**What the task asks**
Your task is to locate every line holding the string "JSON" and to copy each of them.

**Entries**

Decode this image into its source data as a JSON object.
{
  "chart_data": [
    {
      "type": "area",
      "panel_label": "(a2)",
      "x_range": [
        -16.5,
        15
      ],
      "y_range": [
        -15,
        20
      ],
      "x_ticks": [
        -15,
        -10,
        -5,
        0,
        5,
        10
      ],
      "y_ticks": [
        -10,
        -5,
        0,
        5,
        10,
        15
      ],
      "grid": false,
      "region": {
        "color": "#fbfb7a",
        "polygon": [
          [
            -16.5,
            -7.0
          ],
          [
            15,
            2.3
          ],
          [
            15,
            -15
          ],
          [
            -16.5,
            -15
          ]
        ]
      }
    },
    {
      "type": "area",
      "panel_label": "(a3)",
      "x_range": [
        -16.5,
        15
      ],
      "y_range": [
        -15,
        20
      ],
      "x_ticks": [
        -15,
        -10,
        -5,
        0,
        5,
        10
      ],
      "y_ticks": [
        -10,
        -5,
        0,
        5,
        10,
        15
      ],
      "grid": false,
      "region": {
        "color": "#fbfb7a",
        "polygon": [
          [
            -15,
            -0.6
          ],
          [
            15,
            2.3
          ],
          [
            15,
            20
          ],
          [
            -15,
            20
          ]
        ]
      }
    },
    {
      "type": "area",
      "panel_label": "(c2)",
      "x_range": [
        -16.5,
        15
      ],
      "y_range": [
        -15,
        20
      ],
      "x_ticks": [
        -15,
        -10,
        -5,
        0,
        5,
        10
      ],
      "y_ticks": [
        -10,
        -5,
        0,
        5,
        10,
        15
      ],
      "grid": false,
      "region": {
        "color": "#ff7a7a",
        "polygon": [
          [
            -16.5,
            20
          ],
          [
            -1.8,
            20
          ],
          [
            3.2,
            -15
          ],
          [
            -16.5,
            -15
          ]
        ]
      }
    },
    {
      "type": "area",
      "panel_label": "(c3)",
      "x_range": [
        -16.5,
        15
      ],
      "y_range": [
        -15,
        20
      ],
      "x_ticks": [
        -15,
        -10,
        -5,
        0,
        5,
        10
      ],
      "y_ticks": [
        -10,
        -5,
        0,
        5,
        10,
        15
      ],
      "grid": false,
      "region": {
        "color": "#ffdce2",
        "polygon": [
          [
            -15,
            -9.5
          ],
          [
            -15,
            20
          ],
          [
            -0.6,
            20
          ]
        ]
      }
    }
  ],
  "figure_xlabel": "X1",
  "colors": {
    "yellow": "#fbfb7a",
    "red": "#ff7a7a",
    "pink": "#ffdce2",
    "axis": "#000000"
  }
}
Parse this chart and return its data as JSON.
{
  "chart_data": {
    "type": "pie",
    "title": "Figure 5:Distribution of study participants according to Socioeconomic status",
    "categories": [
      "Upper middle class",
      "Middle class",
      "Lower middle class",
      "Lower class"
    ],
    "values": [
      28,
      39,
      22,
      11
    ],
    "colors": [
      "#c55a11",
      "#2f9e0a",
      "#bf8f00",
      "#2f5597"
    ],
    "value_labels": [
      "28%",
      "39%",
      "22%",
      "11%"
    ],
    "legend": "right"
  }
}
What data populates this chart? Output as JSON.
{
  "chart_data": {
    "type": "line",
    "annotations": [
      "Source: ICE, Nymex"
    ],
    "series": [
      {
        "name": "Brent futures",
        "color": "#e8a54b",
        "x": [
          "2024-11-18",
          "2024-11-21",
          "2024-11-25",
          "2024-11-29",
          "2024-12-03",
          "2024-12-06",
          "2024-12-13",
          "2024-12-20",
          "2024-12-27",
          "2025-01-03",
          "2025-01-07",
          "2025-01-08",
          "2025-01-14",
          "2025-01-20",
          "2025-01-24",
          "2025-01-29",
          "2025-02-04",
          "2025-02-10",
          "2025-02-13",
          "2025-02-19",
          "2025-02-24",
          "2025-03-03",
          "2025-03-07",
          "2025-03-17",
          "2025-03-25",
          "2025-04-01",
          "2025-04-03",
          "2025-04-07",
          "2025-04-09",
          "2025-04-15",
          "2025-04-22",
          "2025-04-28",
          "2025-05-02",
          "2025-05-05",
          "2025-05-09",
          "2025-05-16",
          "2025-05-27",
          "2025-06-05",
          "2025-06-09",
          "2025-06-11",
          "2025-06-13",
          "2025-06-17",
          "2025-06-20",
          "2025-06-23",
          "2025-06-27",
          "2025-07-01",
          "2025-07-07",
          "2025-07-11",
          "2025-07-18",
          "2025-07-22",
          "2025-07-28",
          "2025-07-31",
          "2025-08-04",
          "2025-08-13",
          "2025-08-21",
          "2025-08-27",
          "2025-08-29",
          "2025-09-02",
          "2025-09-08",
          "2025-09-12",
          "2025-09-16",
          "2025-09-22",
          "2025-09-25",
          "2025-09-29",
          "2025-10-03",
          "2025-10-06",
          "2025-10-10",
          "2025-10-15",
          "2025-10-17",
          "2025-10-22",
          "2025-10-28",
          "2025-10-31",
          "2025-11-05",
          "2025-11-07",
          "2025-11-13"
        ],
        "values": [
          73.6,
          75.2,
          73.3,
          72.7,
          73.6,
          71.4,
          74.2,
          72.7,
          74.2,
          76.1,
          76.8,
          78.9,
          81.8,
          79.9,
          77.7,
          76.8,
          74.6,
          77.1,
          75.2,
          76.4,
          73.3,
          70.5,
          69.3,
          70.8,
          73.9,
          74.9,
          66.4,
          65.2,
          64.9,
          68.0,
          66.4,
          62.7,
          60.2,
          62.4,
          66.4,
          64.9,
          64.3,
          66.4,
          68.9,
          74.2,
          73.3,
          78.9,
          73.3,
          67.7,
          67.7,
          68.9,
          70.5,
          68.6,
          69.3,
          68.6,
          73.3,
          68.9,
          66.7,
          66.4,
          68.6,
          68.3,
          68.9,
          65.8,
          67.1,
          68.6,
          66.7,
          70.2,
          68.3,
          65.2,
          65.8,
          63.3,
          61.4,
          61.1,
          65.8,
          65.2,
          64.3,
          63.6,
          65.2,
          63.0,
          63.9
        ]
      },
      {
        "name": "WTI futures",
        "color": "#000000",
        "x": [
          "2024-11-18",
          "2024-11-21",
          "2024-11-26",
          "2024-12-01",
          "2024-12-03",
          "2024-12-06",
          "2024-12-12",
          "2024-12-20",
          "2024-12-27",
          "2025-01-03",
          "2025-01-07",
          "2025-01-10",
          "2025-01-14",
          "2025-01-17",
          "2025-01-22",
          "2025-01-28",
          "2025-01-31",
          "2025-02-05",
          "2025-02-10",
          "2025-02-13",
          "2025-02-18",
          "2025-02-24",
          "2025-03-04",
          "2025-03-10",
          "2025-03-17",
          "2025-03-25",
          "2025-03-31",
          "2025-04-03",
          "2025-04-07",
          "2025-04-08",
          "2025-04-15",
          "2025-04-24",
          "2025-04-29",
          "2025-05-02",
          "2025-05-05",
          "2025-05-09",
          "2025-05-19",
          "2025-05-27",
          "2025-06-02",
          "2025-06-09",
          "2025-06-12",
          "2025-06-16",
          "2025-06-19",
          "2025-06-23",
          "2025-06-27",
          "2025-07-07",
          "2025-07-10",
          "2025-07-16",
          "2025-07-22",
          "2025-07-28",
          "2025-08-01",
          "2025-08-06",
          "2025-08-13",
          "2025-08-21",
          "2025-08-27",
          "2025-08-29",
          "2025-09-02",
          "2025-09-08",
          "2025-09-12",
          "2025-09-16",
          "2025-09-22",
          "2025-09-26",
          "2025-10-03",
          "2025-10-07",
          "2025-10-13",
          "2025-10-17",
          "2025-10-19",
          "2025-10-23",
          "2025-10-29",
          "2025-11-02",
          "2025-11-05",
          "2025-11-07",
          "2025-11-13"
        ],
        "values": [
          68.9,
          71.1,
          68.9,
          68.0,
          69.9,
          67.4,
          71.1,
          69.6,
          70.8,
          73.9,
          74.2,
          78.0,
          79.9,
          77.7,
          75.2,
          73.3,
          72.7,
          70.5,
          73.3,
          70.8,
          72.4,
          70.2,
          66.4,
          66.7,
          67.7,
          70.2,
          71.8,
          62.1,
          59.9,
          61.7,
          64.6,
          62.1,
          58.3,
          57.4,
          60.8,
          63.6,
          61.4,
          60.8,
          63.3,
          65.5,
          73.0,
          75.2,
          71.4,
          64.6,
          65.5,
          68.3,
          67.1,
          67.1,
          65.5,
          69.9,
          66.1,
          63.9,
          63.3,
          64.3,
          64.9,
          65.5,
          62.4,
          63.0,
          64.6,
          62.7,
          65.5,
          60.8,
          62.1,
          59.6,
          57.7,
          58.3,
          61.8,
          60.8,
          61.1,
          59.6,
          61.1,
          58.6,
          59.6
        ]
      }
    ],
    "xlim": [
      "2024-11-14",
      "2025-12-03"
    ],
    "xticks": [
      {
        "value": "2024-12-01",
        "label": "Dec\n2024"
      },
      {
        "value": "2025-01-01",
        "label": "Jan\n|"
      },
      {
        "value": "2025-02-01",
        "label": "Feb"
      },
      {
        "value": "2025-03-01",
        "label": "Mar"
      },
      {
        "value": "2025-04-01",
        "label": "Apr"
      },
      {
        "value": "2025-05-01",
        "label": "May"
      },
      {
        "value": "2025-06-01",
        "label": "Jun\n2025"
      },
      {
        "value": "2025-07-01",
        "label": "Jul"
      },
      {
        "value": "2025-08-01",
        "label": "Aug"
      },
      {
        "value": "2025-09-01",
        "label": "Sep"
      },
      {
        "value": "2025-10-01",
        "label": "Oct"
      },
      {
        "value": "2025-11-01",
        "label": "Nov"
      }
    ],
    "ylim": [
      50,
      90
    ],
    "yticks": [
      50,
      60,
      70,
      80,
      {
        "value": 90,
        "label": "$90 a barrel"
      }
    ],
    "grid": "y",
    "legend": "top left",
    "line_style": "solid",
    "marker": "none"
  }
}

**The solution**
Decode this image into its source data as a JSON object.
Parse this chart and return its data as JSON.
What data populates this chart? Output as JSON.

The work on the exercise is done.